(Stored entries)
"""

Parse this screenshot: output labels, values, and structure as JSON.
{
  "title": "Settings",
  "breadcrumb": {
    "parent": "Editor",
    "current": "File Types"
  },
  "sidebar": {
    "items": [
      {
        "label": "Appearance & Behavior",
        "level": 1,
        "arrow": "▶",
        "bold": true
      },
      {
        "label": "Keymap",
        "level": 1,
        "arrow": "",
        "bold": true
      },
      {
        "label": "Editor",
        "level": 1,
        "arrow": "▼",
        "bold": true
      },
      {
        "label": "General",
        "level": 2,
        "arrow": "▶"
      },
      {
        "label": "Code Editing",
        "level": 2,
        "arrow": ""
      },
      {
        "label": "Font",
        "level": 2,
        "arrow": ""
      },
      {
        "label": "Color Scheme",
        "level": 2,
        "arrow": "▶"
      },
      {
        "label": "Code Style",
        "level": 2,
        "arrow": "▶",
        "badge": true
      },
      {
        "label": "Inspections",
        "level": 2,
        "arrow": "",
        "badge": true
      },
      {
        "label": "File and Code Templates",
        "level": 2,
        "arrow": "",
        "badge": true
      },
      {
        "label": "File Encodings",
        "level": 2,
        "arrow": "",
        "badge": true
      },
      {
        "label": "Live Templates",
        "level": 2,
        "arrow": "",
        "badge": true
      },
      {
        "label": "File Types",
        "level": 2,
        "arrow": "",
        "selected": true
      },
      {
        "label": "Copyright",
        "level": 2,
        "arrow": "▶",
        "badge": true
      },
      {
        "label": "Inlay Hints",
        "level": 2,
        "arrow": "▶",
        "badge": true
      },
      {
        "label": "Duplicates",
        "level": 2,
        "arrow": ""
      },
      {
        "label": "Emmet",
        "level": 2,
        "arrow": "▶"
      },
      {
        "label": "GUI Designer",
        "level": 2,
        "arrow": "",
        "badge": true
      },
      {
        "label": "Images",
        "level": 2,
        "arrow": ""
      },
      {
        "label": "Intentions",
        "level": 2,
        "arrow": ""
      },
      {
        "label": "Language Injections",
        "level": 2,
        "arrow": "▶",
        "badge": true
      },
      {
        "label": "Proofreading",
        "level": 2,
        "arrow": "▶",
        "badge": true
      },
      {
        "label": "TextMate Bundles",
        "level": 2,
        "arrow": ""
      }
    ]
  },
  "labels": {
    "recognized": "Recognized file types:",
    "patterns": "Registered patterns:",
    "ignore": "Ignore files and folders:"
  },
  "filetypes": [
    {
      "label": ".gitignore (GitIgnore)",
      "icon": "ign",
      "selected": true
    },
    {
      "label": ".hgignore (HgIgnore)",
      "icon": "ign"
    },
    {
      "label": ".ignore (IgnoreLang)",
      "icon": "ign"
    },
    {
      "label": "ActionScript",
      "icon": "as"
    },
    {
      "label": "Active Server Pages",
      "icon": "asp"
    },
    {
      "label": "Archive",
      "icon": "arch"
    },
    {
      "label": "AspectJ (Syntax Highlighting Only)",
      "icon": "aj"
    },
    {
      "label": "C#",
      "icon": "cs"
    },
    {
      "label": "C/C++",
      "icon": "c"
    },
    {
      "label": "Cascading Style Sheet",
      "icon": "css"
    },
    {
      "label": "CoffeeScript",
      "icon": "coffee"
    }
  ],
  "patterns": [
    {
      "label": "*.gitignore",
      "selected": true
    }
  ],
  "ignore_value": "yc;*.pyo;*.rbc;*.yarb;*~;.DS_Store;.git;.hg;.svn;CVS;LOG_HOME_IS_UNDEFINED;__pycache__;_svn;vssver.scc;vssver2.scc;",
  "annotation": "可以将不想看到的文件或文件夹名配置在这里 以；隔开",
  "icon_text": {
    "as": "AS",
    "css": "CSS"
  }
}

"""

_EXERCISE REQUIREMENTS:_ Transcribe every line of the data, exactly as it stands.

_FINISHED ANSWER:_
Parse this screenshot: output labels, values, and structure as JSON.
{
  "title": "Settings",
  "breadcrumb": {
    "parent": "Editor",
    "current": "File Types"
  },
  "sidebar": {
    "items": [
      {
        "label": "Appearance & Behavior",
        "level": 1,
        "arrow": "▶",
        "bold": true
      },
      {
        "label": "Keymap",
        "level": 1,
        "arrow": "",
        "bold": true
      },
      {
        "label": "Editor",
        "level": 1,
        "arrow": "▼",
        "bold": true
      },
      {
        "label": "General",
        "level": 2,
        "arrow": "▶"
      },
      {
        "label": "Code Editing",
        "level": 2,
        "arrow": ""
      },
      {
        "label": "Font",
        "level": 2,
        "arrow": ""
      },
      {
        "label": "Color Scheme",
        "level": 2,
        "arrow": "▶"
      },
      {
        "label": "Code Style",
        "level": 2,
        "arrow": "▶",
        "badge": true
      },
      {
        "label": "Inspections",
        "level": 2,
        "arrow": "",
        "badge": true
      },
      {
        "label": "File and Code Templates",
        "level": 2,
        "arrow": "",
        "badge": true
      },
      {
        "label": "File Encodings",
        "level": 2,
        "arrow": "",
        "badge": true
      },
      {
        "label": "Live Templates",
        "level": 2,
        "arrow": "",
        "badge": true
      },
      {
        "label": "File Types",
        "level": 2,
        "arrow": "",
        "selected": true
      },
      {
        "label": "Copyright",
        "level": 2,
        "arrow": "▶",
        "badge": true
      },
      {
        "label": "Inlay Hints",
        "level": 2,
        "arrow": "▶",
        "badge": true
      },
      {
        "label": "Duplicates",
        "level": 2,
        "arrow": ""
      },
      {
        "label": "Emmet",
        "level": 2,
        "arrow": "▶"
      },
      {
        "label": "GUI Designer",
        "level": 2,
        "arrow": "",
        "badge": true
      },
      {
        "label": "Images",
        "level": 2,
        "arrow": ""
      },
      {
        "label": "Intentions",
        "level": 2,
        "arrow": ""
      },
      {
        "label": "Language Injections",
        "level": 2,
        "arrow": "▶",
        "badge": true
      },
      {
        "label": "Proofreading",
        "level": 2,
        "arrow": "▶",
        "badge": true
      },
      {
        "label": "TextMate Bundles",
        "level": 2,
        "arrow": ""
      }
    ]
  },
  "labels": {
    "recognized": "Recognized file types:",
    "patterns": "Registered patterns:",
    "ignore": "Ignore files and folders:"
  },
  "filetypes": [
    {
      "label": ".gitignore (GitIgnore)",
      "icon": "ign",
      "selected": true
    },
    {
      "label": ".hgignore (HgIgnore)",
      "icon": "ign"
    },
    {
      "label": ".ignore (IgnoreLang)",
      "icon": "ign"
    },
    {
      "label": "ActionScript",
      "icon": "as"
    },
    {
      "label": "Active Server Pages",
      "icon": "asp"
    },
    {
      "label": "Archive",
      "icon": "arch"
    },
    {
      "label": "AspectJ (Syntax Highlighting Only)",
      "icon": "aj"
    },
    {
      "label": "C#",
      "icon": "cs"
    },
    {
      "label": "C/C++",
      "icon": "c"
    },
    {
      "label": "Cascading Style Sheet",
      "icon": "css"
    },
    {
      "label": "CoffeeScript",
      "icon": "coffee"
    }
  ],
  "patterns": [
    {
      "label": "*.gitignore",
      "selected": true
    }
  ],
  "ignore_value": "yc;*.pyo;*.rbc;*.yarb;*~;.DS_Store;.git;.hg;.svn;CVS;LOG_HOME_IS_UNDEFINED;__pycache__;_svn;vssver.scc;vssver2.scc;",
  "annotation": "可以将不想看到的文件或文件夹名配置在这里 以；隔开",
  "icon_text": {
    "as": "AS",
    "css": "CSS"
  }
}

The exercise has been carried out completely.